**WHAT THE EXERCISE ASKS:** Copy the listing below line for line, leaving every character unchanged.

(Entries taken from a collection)

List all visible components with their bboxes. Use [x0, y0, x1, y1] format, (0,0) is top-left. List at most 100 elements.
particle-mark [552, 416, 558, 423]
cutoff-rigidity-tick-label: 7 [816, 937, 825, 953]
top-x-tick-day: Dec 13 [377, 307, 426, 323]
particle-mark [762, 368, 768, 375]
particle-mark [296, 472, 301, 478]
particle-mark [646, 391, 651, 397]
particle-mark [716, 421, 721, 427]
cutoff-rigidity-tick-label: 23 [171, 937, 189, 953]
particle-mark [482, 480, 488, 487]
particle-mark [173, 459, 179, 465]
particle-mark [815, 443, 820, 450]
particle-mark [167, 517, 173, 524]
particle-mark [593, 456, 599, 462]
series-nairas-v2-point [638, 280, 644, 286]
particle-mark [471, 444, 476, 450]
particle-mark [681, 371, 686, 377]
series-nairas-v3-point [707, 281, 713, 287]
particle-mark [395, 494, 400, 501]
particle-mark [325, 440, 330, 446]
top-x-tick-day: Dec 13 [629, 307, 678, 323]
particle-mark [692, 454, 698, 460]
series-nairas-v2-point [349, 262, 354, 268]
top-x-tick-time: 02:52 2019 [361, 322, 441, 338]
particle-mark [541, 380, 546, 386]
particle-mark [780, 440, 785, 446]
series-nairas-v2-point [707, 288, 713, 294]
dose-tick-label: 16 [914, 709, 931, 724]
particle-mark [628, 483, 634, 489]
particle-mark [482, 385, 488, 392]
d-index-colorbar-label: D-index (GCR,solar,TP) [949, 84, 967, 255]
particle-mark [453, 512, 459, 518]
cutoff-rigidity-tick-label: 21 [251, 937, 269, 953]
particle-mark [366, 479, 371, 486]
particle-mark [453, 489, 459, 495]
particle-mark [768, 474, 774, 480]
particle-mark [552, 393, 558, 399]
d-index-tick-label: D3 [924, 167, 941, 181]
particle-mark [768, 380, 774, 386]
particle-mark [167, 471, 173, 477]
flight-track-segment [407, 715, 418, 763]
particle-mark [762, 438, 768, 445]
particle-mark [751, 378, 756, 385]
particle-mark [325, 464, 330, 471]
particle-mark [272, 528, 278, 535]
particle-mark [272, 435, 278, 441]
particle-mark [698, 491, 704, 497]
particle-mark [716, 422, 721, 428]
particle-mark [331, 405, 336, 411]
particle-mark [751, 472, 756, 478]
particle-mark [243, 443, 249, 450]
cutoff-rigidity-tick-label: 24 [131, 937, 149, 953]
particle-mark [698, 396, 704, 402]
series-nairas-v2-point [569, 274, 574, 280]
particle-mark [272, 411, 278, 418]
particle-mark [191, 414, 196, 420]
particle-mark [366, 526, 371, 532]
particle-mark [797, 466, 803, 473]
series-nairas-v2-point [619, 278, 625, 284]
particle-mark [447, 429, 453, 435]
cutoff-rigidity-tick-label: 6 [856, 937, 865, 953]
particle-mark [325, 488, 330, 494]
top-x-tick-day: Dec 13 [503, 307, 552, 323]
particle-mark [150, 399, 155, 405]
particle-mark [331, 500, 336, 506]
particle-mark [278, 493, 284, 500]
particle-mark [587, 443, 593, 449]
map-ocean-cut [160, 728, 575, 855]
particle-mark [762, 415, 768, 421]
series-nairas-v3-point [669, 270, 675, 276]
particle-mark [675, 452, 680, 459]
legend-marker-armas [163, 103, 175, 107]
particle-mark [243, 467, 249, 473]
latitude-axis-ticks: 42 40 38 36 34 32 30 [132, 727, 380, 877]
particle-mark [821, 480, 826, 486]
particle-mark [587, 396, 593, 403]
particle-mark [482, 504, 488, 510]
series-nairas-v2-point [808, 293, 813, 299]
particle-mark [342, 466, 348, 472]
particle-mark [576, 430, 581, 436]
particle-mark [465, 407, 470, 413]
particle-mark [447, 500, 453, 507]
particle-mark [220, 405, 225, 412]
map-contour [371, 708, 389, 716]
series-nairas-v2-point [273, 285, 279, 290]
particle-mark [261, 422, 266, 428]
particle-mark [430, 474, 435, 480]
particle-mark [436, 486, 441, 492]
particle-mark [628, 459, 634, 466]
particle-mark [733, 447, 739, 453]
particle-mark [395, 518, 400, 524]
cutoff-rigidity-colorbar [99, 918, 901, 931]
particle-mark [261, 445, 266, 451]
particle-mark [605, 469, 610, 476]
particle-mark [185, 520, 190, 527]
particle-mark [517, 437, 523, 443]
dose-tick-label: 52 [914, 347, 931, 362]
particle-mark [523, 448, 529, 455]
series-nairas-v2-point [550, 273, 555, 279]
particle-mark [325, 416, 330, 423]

**TASK OUTPUT:**
List all visible components with their bboxes. Use [x0, y0, x1, y1] format, (0,0) is top-left. List at most 100 elements.
particle-mark [552, 416, 558, 423]
cutoff-rigidity-tick-label: 7 [816, 937, 825, 953]
top-x-tick-day: Dec 13 [377, 307, 426, 323]
particle-mark [762, 368, 768, 375]
particle-mark [296, 472, 301, 478]
particle-mark [646, 391, 651, 397]
particle-mark [716, 421, 721, 427]
cutoff-rigidity-tick-label: 23 [171, 937, 189, 953]
particle-mark [482, 480, 488, 487]
particle-mark [173, 459, 179, 465]
particle-mark [815, 443, 820, 450]
particle-mark [167, 517, 173, 524]
particle-mark [593, 456, 599, 462]
series-nairas-v2-point [638, 280, 644, 286]
particle-mark [471, 444, 476, 450]
particle-mark [681, 371, 686, 377]
series-nairas-v3-point [707, 281, 713, 287]
particle-mark [395, 494, 400, 501]
particle-mark [325, 440, 330, 446]
top-x-tick-day: Dec 13 [629, 307, 678, 323]
particle-mark [692, 454, 698, 460]
series-nairas-v2-point [349, 262, 354, 268]
top-x-tick-time: 02:52 2019 [361, 322, 441, 338]
particle-mark [541, 380, 546, 386]
particle-mark [780, 440, 785, 446]
series-nairas-v2-point [707, 288, 713, 294]
dose-tick-label: 16 [914, 709, 931, 724]
particle-mark [628, 483, 634, 489]
particle-mark [482, 385, 488, 392]
d-index-colorbar-label: D-index (GCR,solar,TP) [949, 84, 967, 255]
particle-mark [453, 512, 459, 518]
cutoff-rigidity-tick-label: 21 [251, 937, 269, 953]
particle-mark [366, 479, 371, 486]
particle-mark [453, 489, 459, 495]
particle-mark [768, 474, 774, 480]
particle-mark [552, 393, 558, 399]
d-index-tick-label: D3 [924, 167, 941, 181]
particle-mark [768, 380, 774, 386]
particle-mark [167, 471, 173, 477]
flight-track-segment [407, 715, 418, 763]
particle-mark [762, 438, 768, 445]
particle-mark [751, 378, 756, 385]
particle-mark [325, 464, 330, 471]
particle-mark [272, 528, 278, 535]
particle-mark [272, 435, 278, 441]
particle-mark [698, 491, 704, 497]
particle-mark [716, 422, 721, 428]
particle-mark [331, 405, 336, 411]
particle-mark [751, 472, 756, 478]
particle-mark [243, 443, 249, 450]
cutoff-rigidity-tick-label: 24 [131, 937, 149, 953]
particle-mark [698, 396, 704, 402]
series-nairas-v2-point [569, 274, 574, 280]
particle-mark [272, 411, 278, 418]
particle-mark [191, 414, 196, 420]
particle-mark [366, 526, 371, 532]
particle-mark [797, 466, 803, 473]
series-nairas-v2-point [619, 278, 625, 284]
particle-mark [447, 429, 453, 435]
cutoff-rigidity-tick-label: 6 [856, 937, 865, 953]
particle-mark [325, 488, 330, 494]
top-x-tick-day: Dec 13 [503, 307, 552, 323]
particle-mark [150, 399, 155, 405]
particle-mark [331, 500, 336, 506]
particle-mark [278, 493, 284, 500]
particle-mark [587, 443, 593, 449]
map-ocean-cut [160, 728, 575, 855]
particle-mark [762, 415, 768, 421]
series-nairas-v3-point [669, 270, 675, 276]
particle-mark [675, 452, 680, 459]
legend-marker-armas [163, 103, 175, 107]
particle-mark [243, 467, 249, 473]
latitude-axis-ticks: 42 40 38 36 34 32 30 [132, 727, 380, 877]
particle-mark [821, 480, 826, 486]
particle-mark [587, 396, 593, 403]
particle-mark [482, 504, 488, 510]
series-nairas-v2-point [808, 293, 813, 299]
particle-mark [342, 466, 348, 472]
particle-mark [576, 430, 581, 436]
particle-mark [465, 407, 470, 413]
particle-mark [447, 500, 453, 507]
particle-mark [220, 405, 225, 412]
map-contour [371, 708, 389, 716]
series-nairas-v2-point [273, 285, 279, 290]
particle-mark [261, 422, 266, 428]
particle-mark [430, 474, 435, 480]
particle-mark [436, 486, 441, 492]
particle-mark [628, 459, 634, 466]
particle-mark [733, 447, 739, 453]
particle-mark [395, 518, 400, 524]
cutoff-rigidity-colorbar [99, 918, 901, 931]
particle-mark [261, 445, 266, 451]
particle-mark [605, 469, 610, 476]
particle-mark [185, 520, 190, 527]
particle-mark [517, 437, 523, 443]
dose-tick-label: 52 [914, 347, 931, 362]
particle-mark [523, 448, 529, 455]
series-nairas-v2-point [550, 273, 555, 279]
particle-mark [325, 416, 330, 423]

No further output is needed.